## ЗАДАНИЯ:
- a) Сколько воинов князь Хуньшэ увёл в Китай, согласно тексту о войне Китая с хунну ниже?
- b) Пожалуйста, перечислите всех людей, которые названы по имени в тексте о войне Китая с хунну ниже.

В 121 году до н. э. китайский полководец Хо Цюйбин (племянник Вэй Цина) напал на западные кочевья хунну и захватил 30 000 пленных и многих князей. В 120 году до н. э. хунну ответили ударом по Шаньси.Постепенно перевес склонился на сторону китайцев. Шаньюй обвинил в неудачах князя Хуньшэ. Хуньшэ не дожидаясь казни восстал, убил князя Сючу, которого также обвинил шаньюй, и увёл 40 000 воинов вместе с семьями в Китай, где объявил о своей покорности императору. Хуннские набеги уменьшились, и Китай получил передышку, которую У-ди использовал для подготовки новой армии. У-ди собрал огромную армию с достаточным числом коней и запасов, чтобы перейти Гоби (тогда она была меньше) и уничтожить ставку шаньюя. В 119 году до н. э. армия выступила в поход двумя отрядами под командованием Вэй Цина и Хо Цюйбина. Шаньюй встретил Вэй Цина на северной окраине Гоби и дал бой. Целый день длилось сражение, но началась пыльная буря и хунну утратили преимущество своих лучников. Китайцы окружили хунну своими флангами. Большая часть хунну погибла, но шаньюй с дружиной сбежал. Другая армия уничтожила ставку восточного чжуки-книзя. Потери китайцев были большие, преследовать хунну было невозможно, и остатки китайских войск вернулись домой.

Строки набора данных
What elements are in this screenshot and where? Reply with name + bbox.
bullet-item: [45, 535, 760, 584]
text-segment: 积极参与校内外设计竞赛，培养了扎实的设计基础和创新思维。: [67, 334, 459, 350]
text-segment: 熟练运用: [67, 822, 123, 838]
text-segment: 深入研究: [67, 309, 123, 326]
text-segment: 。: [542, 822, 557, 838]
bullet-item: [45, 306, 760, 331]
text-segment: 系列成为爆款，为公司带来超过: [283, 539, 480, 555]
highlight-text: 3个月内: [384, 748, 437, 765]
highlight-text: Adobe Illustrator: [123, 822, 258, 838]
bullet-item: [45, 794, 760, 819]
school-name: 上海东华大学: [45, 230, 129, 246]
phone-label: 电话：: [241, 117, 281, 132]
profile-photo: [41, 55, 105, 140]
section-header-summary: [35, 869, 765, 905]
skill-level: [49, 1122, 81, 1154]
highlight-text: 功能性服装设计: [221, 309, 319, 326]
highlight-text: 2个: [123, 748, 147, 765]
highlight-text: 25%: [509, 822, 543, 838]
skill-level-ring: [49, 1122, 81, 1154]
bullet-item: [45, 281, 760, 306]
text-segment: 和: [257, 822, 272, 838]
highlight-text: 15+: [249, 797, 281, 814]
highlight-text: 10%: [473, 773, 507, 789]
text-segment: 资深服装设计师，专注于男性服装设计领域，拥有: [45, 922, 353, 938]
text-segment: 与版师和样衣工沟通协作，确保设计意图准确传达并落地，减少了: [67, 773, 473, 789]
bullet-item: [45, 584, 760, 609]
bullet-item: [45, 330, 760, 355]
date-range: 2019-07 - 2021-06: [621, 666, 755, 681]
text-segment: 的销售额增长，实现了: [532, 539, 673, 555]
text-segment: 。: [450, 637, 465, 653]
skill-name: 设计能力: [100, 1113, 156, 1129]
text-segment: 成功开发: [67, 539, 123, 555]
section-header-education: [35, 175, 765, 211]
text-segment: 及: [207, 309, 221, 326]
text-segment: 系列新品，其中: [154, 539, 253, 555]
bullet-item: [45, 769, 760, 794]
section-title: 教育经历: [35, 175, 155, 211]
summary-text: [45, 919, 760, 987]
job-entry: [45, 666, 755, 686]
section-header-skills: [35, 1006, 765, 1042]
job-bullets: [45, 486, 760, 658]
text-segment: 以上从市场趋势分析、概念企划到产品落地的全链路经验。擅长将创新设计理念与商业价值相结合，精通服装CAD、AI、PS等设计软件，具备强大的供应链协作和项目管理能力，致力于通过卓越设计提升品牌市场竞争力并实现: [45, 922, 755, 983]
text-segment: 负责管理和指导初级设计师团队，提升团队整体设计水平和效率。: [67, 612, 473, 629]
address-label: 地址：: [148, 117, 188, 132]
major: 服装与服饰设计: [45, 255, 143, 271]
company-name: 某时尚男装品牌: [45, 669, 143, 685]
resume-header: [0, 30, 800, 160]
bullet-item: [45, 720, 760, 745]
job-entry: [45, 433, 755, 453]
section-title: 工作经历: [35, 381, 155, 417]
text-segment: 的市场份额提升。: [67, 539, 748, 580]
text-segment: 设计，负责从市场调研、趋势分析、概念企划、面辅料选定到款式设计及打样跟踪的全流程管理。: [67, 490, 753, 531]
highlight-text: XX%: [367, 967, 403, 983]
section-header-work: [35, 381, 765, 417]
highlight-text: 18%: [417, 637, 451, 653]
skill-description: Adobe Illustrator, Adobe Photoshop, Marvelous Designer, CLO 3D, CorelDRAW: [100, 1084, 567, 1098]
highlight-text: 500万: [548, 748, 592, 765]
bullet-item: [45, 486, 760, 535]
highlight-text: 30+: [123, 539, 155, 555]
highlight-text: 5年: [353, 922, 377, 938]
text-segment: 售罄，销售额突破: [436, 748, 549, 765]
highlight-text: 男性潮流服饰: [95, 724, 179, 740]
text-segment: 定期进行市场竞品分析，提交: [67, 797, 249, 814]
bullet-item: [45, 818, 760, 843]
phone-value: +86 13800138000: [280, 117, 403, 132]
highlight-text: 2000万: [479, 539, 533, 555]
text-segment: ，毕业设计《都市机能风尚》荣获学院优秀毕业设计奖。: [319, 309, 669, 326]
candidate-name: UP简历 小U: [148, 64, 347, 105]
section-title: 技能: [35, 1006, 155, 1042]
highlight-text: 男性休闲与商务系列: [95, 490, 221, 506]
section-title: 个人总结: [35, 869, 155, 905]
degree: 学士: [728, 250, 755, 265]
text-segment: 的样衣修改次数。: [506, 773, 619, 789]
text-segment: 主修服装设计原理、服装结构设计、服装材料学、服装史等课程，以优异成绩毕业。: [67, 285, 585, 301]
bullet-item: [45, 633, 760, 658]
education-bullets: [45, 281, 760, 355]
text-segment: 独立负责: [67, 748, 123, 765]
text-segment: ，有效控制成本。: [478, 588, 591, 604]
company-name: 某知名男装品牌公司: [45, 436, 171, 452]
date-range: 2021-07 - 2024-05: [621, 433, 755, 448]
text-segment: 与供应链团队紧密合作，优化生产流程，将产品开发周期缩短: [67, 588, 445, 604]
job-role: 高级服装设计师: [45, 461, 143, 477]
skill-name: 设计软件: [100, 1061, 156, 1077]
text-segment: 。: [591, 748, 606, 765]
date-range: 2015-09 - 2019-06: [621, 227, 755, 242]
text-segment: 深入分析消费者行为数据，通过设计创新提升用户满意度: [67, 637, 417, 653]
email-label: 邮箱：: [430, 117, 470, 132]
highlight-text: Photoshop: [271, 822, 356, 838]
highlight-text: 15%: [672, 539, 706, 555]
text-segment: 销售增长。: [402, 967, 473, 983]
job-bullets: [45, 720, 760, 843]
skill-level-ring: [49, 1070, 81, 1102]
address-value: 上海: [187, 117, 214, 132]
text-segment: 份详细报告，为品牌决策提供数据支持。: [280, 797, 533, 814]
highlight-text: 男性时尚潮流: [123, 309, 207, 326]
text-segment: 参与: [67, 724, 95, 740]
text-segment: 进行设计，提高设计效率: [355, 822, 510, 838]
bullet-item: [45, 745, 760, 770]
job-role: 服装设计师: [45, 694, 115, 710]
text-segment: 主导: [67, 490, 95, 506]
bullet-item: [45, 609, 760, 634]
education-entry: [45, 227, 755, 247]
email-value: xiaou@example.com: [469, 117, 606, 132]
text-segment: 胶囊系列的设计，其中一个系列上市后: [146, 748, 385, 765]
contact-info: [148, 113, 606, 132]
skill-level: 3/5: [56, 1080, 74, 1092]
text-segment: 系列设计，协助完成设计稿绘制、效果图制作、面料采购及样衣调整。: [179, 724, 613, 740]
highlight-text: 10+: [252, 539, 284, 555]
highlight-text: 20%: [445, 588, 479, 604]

## ОТВЕТЫ К ЗАДАНИЯМ:
- a) 40 000 воинов вместе с семьями.

- b) Хо Цюйбин, Вэй Цин, Хуньшэ, Сючу, У-ди.